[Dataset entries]

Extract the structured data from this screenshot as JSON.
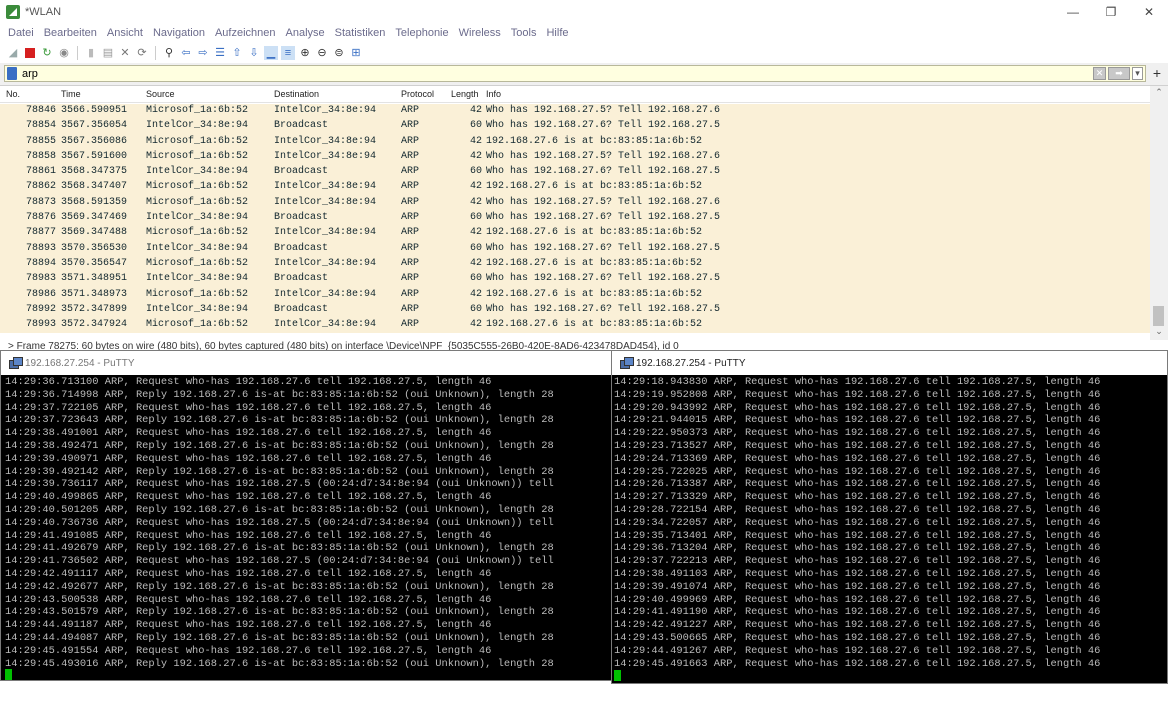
{
  "window": {
    "title": "*WLAN",
    "controls": [
      "—",
      "❐",
      "✕"
    ]
  },
  "menu": [
    "Datei",
    "Bearbeiten",
    "Ansicht",
    "Navigation",
    "Aufzeichnen",
    "Analyse",
    "Statistiken",
    "Telephonie",
    "Wireless",
    "Tools",
    "Hilfe"
  ],
  "toolbar": {
    "icons": [
      "shark-fin-start-icon",
      "stop-capture-icon",
      "restart-capture-icon",
      "capture-options-icon",
      "open-file-icon",
      "save-file-icon",
      "close-file-icon",
      "reload-icon",
      "find-packet-icon",
      "go-back-icon",
      "go-forward-icon",
      "go-to-packet-icon",
      "go-first-icon",
      "go-last-icon",
      "autoscroll-icon",
      "colorize-icon",
      "zoom-in-icon",
      "zoom-out-icon",
      "zoom-normal-icon",
      "resize-columns-icon"
    ]
  },
  "filter": {
    "value": "arp"
  },
  "packet_list": {
    "columns": [
      "No.",
      "Time",
      "Source",
      "Destination",
      "Protocol",
      "Length",
      "Info"
    ],
    "rows": [
      {
        "no": "78846",
        "time": "3566.590951",
        "src": "Microsof_1a:6b:52",
        "dst": "IntelCor_34:8e:94",
        "proto": "ARP",
        "len": "42",
        "info": "Who has 192.168.27.5? Tell 192.168.27.6"
      },
      {
        "no": "78854",
        "time": "3567.356054",
        "src": "IntelCor_34:8e:94",
        "dst": "Broadcast",
        "proto": "ARP",
        "len": "60",
        "info": "Who has 192.168.27.6? Tell 192.168.27.5"
      },
      {
        "no": "78855",
        "time": "3567.356086",
        "src": "Microsof_1a:6b:52",
        "dst": "IntelCor_34:8e:94",
        "proto": "ARP",
        "len": "42",
        "info": "192.168.27.6 is at bc:83:85:1a:6b:52"
      },
      {
        "no": "78858",
        "time": "3567.591600",
        "src": "Microsof_1a:6b:52",
        "dst": "IntelCor_34:8e:94",
        "proto": "ARP",
        "len": "42",
        "info": "Who has 192.168.27.5? Tell 192.168.27.6"
      },
      {
        "no": "78861",
        "time": "3568.347375",
        "src": "IntelCor_34:8e:94",
        "dst": "Broadcast",
        "proto": "ARP",
        "len": "60",
        "info": "Who has 192.168.27.6? Tell 192.168.27.5"
      },
      {
        "no": "78862",
        "time": "3568.347407",
        "src": "Microsof_1a:6b:52",
        "dst": "IntelCor_34:8e:94",
        "proto": "ARP",
        "len": "42",
        "info": "192.168.27.6 is at bc:83:85:1a:6b:52"
      },
      {
        "no": "78873",
        "time": "3568.591359",
        "src": "Microsof_1a:6b:52",
        "dst": "IntelCor_34:8e:94",
        "proto": "ARP",
        "len": "42",
        "info": "Who has 192.168.27.5? Tell 192.168.27.6"
      },
      {
        "no": "78876",
        "time": "3569.347469",
        "src": "IntelCor_34:8e:94",
        "dst": "Broadcast",
        "proto": "ARP",
        "len": "60",
        "info": "Who has 192.168.27.6? Tell 192.168.27.5"
      },
      {
        "no": "78877",
        "time": "3569.347488",
        "src": "Microsof_1a:6b:52",
        "dst": "IntelCor_34:8e:94",
        "proto": "ARP",
        "len": "42",
        "info": "192.168.27.6 is at bc:83:85:1a:6b:52"
      },
      {
        "no": "78893",
        "time": "3570.356530",
        "src": "IntelCor_34:8e:94",
        "dst": "Broadcast",
        "proto": "ARP",
        "len": "60",
        "info": "Who has 192.168.27.6? Tell 192.168.27.5"
      },
      {
        "no": "78894",
        "time": "3570.356547",
        "src": "Microsof_1a:6b:52",
        "dst": "IntelCor_34:8e:94",
        "proto": "ARP",
        "len": "42",
        "info": "192.168.27.6 is at bc:83:85:1a:6b:52"
      },
      {
        "no": "78983",
        "time": "3571.348951",
        "src": "IntelCor_34:8e:94",
        "dst": "Broadcast",
        "proto": "ARP",
        "len": "60",
        "info": "Who has 192.168.27.6? Tell 192.168.27.5"
      },
      {
        "no": "78986",
        "time": "3571.348973",
        "src": "Microsof_1a:6b:52",
        "dst": "IntelCor_34:8e:94",
        "proto": "ARP",
        "len": "42",
        "info": "192.168.27.6 is at bc:83:85:1a:6b:52"
      },
      {
        "no": "78992",
        "time": "3572.347899",
        "src": "IntelCor_34:8e:94",
        "dst": "Broadcast",
        "proto": "ARP",
        "len": "60",
        "info": "Who has 192.168.27.6? Tell 192.168.27.5"
      },
      {
        "no": "78993",
        "time": "3572.347924",
        "src": "Microsof_1a:6b:52",
        "dst": "IntelCor_34:8e:94",
        "proto": "ARP",
        "len": "42",
        "info": "192.168.27.6 is at bc:83:85:1a:6b:52"
      }
    ]
  },
  "detail_strip": "> Frame 78275: 60 bytes on wire (480 bits), 60 bytes captured (480 bits) on interface \\Device\\NPF_{5035C555-26B0-420E-8AD6-423478DAD454}, id 0",
  "putty_left": {
    "title": "192.168.27.254 - PuTTY",
    "lines": [
      "14:29:36.713100 ARP, Request who-has 192.168.27.6 tell 192.168.27.5, length 46",
      "14:29:36.714998 ARP, Reply 192.168.27.6 is-at bc:83:85:1a:6b:52 (oui Unknown), length 28",
      "14:29:37.722105 ARP, Request who-has 192.168.27.6 tell 192.168.27.5, length 46",
      "14:29:37.723643 ARP, Reply 192.168.27.6 is-at bc:83:85:1a:6b:52 (oui Unknown), length 28",
      "14:29:38.491001 ARP, Request who-has 192.168.27.6 tell 192.168.27.5, length 46",
      "14:29:38.492471 ARP, Reply 192.168.27.6 is-at bc:83:85:1a:6b:52 (oui Unknown), length 28",
      "14:29:39.490971 ARP, Request who-has 192.168.27.6 tell 192.168.27.5, length 46",
      "14:29:39.492142 ARP, Reply 192.168.27.6 is-at bc:83:85:1a:6b:52 (oui Unknown), length 28",
      "14:29:39.736117 ARP, Request who-has 192.168.27.5 (00:24:d7:34:8e:94 (oui Unknown)) tell",
      "14:29:40.499865 ARP, Request who-has 192.168.27.6 tell 192.168.27.5, length 46",
      "14:29:40.501205 ARP, Reply 192.168.27.6 is-at bc:83:85:1a:6b:52 (oui Unknown), length 28",
      "14:29:40.736736 ARP, Request who-has 192.168.27.5 (00:24:d7:34:8e:94 (oui Unknown)) tell",
      "14:29:41.491085 ARP, Request who-has 192.168.27.6 tell 192.168.27.5, length 46",
      "14:29:41.492679 ARP, Reply 192.168.27.6 is-at bc:83:85:1a:6b:52 (oui Unknown), length 28",
      "14:29:41.736502 ARP, Request who-has 192.168.27.5 (00:24:d7:34:8e:94 (oui Unknown)) tell",
      "14:29:42.491117 ARP, Request who-has 192.168.27.6 tell 192.168.27.5, length 46",
      "14:29:42.492677 ARP, Reply 192.168.27.6 is-at bc:83:85:1a:6b:52 (oui Unknown), length 28",
      "14:29:43.500538 ARP, Request who-has 192.168.27.6 tell 192.168.27.5, length 46",
      "14:29:43.501579 ARP, Reply 192.168.27.6 is-at bc:83:85:1a:6b:52 (oui Unknown), length 28",
      "14:29:44.491187 ARP, Request who-has 192.168.27.6 tell 192.168.27.5, length 46",
      "14:29:44.494087 ARP, Reply 192.168.27.6 is-at bc:83:85:1a:6b:52 (oui Unknown), length 28",
      "14:29:45.491554 ARP, Request who-has 192.168.27.6 tell 192.168.27.5, length 46",
      "14:29:45.493016 ARP, Reply 192.168.27.6 is-at bc:83:85:1a:6b:52 (oui Unknown), length 28"
    ]
  },
  "putty_right": {
    "title": "192.168.27.254 - PuTTY",
    "lines": [
      "14:29:18.943830 ARP, Request who-has 192.168.27.6 tell 192.168.27.5, length 46",
      "14:29:19.952808 ARP, Request who-has 192.168.27.6 tell 192.168.27.5, length 46",
      "14:29:20.943992 ARP, Request who-has 192.168.27.6 tell 192.168.27.5, length 46",
      "14:29:21.944015 ARP, Request who-has 192.168.27.6 tell 192.168.27.5, length 46",
      "14:29:22.950373 ARP, Request who-has 192.168.27.6 tell 192.168.27.5, length 46",
      "14:29:23.713527 ARP, Request who-has 192.168.27.6 tell 192.168.27.5, length 46",
      "14:29:24.713369 ARP, Request who-has 192.168.27.6 tell 192.168.27.5, length 46",
      "14:29:25.722025 ARP, Request who-has 192.168.27.6 tell 192.168.27.5, length 46",
      "14:29:26.713387 ARP, Request who-has 192.168.27.6 tell 192.168.27.5, length 46",
      "14:29:27.713329 ARP, Request who-has 192.168.27.6 tell 192.168.27.5, length 46",
      "14:29:28.722154 ARP, Request who-has 192.168.27.6 tell 192.168.27.5, length 46",
      "14:29:34.722057 ARP, Request who-has 192.168.27.6 tell 192.168.27.5, length 46",
      "14:29:35.713401 ARP, Request who-has 192.168.27.6 tell 192.168.27.5, length 46",
      "14:29:36.713204 ARP, Request who-has 192.168.27.6 tell 192.168.27.5, length 46",
      "14:29:37.722213 ARP, Request who-has 192.168.27.6 tell 192.168.27.5, length 46",
      "14:29:38.491103 ARP, Request who-has 192.168.27.6 tell 192.168.27.5, length 46",
      "14:29:39.491074 ARP, Request who-has 192.168.27.6 tell 192.168.27.5, length 46",
      "14:29:40.499969 ARP, Request who-has 192.168.27.6 tell 192.168.27.5, length 46",
      "14:29:41.491190 ARP, Request who-has 192.168.27.6 tell 192.168.27.5, length 46",
      "14:29:42.491227 ARP, Request who-has 192.168.27.6 tell 192.168.27.5, length 46",
      "14:29:43.500665 ARP, Request who-has 192.168.27.6 tell 192.168.27.5, length 46",
      "14:29:44.491267 ARP, Request who-has 192.168.27.6 tell 192.168.27.5, length 46",
      "14:29:45.491663 ARP, Request who-has 192.168.27.6 tell 192.168.27.5, length 46"
    ]
  },
  "colors": {
    "row_bg": "#faf0d7",
    "filter_bg": "#ffffe0",
    "terminal_bg": "#000000",
    "terminal_fg": "#bbbbbb",
    "cursor": "#00c000"
  }
}
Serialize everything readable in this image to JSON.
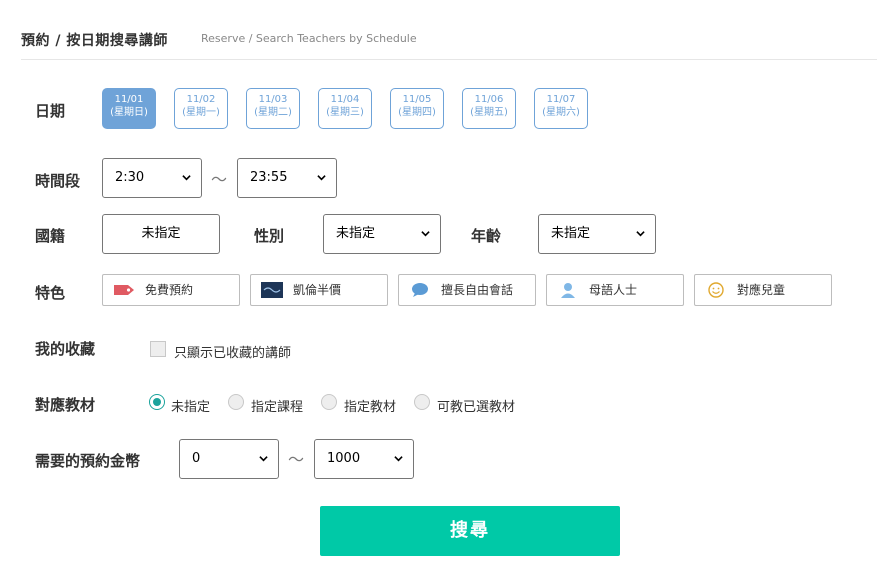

**Written problem:** Extract every line above containing the word "zoom".

**Reply to the task:**
      "zoom-in-icon",
      "zoom-out-icon",
      "zoom-normal-icon",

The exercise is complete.